### Data for the task:
━━━
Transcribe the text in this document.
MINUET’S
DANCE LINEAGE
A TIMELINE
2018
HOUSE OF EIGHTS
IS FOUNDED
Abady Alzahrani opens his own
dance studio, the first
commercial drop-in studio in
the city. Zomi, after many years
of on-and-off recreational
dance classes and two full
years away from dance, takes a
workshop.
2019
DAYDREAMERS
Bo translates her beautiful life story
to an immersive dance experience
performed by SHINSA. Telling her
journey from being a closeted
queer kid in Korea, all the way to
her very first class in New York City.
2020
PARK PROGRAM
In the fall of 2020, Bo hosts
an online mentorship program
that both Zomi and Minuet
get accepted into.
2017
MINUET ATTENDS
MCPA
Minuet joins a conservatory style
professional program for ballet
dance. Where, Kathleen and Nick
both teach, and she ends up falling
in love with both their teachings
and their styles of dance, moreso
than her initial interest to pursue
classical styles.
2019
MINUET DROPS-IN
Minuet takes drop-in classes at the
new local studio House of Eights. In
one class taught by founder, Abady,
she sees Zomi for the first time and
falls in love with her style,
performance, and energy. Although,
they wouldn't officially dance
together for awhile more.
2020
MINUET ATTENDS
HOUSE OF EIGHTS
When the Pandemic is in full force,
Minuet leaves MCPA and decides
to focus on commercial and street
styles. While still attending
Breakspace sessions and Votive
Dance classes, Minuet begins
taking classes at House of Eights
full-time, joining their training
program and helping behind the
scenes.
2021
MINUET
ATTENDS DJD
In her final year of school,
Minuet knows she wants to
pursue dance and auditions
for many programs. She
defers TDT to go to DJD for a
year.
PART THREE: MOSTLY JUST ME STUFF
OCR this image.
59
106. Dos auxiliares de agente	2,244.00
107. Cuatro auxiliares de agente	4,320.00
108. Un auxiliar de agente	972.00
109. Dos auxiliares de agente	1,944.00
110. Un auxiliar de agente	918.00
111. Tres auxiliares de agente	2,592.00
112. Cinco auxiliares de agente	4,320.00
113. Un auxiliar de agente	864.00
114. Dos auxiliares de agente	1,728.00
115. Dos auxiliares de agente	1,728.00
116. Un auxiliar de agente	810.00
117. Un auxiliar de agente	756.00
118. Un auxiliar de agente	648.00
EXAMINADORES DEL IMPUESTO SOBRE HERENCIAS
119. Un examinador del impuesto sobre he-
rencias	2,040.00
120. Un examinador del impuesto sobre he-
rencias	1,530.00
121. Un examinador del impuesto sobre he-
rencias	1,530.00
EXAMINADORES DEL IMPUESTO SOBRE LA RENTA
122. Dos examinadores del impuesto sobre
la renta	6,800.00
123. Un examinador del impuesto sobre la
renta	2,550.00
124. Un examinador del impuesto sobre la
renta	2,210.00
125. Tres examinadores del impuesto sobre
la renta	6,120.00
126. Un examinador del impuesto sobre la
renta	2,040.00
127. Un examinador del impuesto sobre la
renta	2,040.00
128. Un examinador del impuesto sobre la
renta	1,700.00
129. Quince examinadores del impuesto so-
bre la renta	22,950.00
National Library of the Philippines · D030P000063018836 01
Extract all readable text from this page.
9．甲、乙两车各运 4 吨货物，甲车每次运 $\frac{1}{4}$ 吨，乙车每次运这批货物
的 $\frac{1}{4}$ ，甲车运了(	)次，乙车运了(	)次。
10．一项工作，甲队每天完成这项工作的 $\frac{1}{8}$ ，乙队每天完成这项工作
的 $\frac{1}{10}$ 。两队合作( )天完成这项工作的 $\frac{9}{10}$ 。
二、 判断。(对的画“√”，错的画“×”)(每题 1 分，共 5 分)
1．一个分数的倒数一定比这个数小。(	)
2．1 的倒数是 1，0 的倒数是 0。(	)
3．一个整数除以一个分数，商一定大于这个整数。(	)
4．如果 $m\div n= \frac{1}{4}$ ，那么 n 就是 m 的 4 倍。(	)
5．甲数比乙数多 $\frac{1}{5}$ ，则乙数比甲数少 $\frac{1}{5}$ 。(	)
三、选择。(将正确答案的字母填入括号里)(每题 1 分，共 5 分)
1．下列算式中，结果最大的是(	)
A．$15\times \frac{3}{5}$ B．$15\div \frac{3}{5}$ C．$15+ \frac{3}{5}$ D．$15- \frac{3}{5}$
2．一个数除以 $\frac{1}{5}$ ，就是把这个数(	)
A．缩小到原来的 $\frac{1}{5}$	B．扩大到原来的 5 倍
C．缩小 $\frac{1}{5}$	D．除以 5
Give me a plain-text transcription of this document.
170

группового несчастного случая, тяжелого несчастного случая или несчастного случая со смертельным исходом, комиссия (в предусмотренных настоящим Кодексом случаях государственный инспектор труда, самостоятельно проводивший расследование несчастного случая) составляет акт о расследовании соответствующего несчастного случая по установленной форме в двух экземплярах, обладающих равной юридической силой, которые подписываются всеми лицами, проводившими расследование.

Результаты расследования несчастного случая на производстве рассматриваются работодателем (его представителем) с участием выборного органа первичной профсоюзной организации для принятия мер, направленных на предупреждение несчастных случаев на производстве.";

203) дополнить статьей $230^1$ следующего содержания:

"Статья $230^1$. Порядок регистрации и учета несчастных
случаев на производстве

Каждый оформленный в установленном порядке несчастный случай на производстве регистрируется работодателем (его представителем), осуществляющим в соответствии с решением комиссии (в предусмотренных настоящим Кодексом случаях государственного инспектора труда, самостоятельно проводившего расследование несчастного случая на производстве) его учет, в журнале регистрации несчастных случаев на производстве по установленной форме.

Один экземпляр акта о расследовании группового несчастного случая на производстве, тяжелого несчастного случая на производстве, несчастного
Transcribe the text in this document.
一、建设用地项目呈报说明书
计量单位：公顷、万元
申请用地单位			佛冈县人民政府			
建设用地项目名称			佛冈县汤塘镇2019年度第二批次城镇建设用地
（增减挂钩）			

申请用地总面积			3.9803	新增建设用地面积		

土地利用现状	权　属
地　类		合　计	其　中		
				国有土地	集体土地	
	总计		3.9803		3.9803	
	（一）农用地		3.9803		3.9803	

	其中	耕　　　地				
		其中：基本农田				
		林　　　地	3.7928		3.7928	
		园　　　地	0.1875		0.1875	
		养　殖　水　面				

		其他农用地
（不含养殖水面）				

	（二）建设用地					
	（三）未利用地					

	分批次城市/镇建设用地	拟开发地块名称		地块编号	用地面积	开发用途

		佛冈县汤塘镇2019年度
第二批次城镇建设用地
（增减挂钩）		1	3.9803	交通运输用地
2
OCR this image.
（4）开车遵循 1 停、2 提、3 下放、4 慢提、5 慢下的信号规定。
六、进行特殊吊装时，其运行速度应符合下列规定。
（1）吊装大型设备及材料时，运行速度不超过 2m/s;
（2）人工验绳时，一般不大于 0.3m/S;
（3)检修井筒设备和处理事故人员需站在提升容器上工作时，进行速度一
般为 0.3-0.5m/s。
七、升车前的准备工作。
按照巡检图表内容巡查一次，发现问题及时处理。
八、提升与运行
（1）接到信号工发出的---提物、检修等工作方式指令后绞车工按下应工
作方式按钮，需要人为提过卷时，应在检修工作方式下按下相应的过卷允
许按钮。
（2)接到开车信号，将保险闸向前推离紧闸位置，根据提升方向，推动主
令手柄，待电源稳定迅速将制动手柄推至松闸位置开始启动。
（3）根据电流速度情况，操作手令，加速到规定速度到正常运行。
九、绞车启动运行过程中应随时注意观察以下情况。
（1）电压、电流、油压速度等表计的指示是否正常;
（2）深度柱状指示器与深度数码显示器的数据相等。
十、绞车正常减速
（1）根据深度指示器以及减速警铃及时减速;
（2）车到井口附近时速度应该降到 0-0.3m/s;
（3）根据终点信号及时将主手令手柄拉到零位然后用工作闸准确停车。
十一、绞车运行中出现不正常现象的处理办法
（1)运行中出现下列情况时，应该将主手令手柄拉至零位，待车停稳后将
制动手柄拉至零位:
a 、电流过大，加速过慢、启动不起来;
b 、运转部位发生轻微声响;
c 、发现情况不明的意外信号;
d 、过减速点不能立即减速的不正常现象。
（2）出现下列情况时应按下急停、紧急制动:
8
━━━
### Short task:
Find every line with the word "love" and state how many there are, with no other words.

### Completed exercise:
2